Source records

○ ○ ○

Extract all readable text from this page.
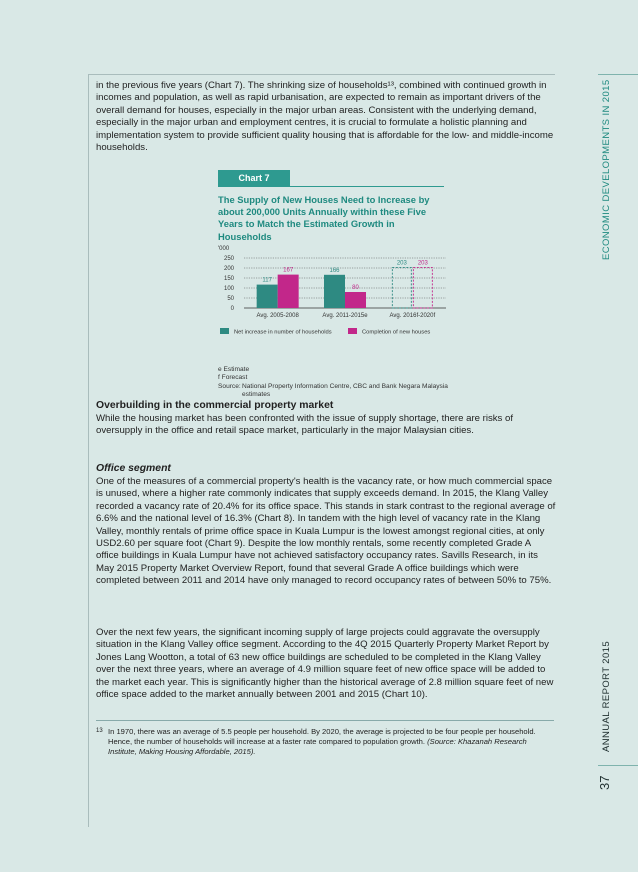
ECONOMIC DEVELOPMENTS IN 2015
ANNUAL REPORT 2015
37

in the previous five years (Chart 7). The shrinking size of households¹³, combined with continued growth in incomes and population, as well as rapid urbanisation, are expected to remain as important drivers of the overall demand for houses, especially in the major urban areas. Consistent with the underlying demand, especially in the major urban and employment centres, it is crucial to formulate a holistic planning and implementation system to provide sufficient quality housing that is affordable for the low- and middle-income households.

Chart 7

The Supply of New Houses Need to Increase by about 200,000 Units Annually within these Five Years to Match the Estimated Growth in Households

'000
0
50
100
150
200
250
117
167
Avg. 2005-2008
166
80
Avg. 2011-2015e
203 203
Avg. 2016f-2020f
Net increase in number of households	Completion of new houses
e Estimate
f Forecast
Source: National Property Information Centre, CBC and Bank Negara Malaysia estimates

Overbuilding in the commercial property market

While the housing market has been confronted with the issue of supply shortage, there are risks of oversupply in the office and retail space market, particularly in the major Malaysian cities.

Office segment

One of the measures of a commercial property's health is the vacancy rate, or how much commercial space is unused, where a higher rate commonly indicates that supply exceeds demand. In 2015, the Klang Valley recorded a vacancy rate of 20.4% for its office space. This stands in stark contrast to the regional average of 6.6% and the national level of 16.3% (Chart 8). In tandem with the high level of vacancy rate in the Klang Valley, monthly rentals of prime office space in Kuala Lumpur is the lowest amongst regional cities, at only USD2.60 per square foot (Chart 9). Despite the low monthly rentals, some recently completed Grade A office buildings in Kuala Lumpur have not achieved satisfactory occupancy rates. Savills Research, in its May 2015 Property Market Overview Report, found that several Grade A office buildings which were completed between 2011 and 2014 have only managed to record occupancy rates of between 50% to 75%.

Over the next few years, the significant incoming supply of large projects could aggravate the oversupply situation in the Klang Valley office segment. According to the 4Q 2015 Quarterly Property Market Report by Jones Lang Wootton, a total of 63 new office buildings are scheduled to be completed in the Klang Valley over the next three years, where an average of 4.9 million square feet of new office space will be added to the market each year. This is significantly higher than the historical average of 2.8 million square feet of new office space added to the market annually between 2001 and 2015 (Chart 10).

13 In 1970, there was an average of 5.5 people per household. By 2020, the average is projected to be four people per household. Hence, the number of households will increase at a faster rate compared to population growth. (Source: Khazanah Research Institute, Making Housing Affordable, 2015).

○ ○ ○

» **What this task involves**
Find and copy each line above that includes the string "major".

» **Solved problem**
in the previous five years (Chart 7). The shrinking size of households¹³, combined with continued growth in incomes and population, as well as rapid urbanisation, are expected to remain as important drivers of the overall demand for houses, especially in the major urban areas. Consistent with the underlying demand, especially in the major urban and employment centres, it is crucial to formulate a holistic planning and implementation system to provide sufficient quality housing that is affordable for the low- and middle-income households.
While the housing market has been confronted with the issue of supply shortage, there are risks of oversupply in the office and retail space market, particularly in the major Malaysian cities.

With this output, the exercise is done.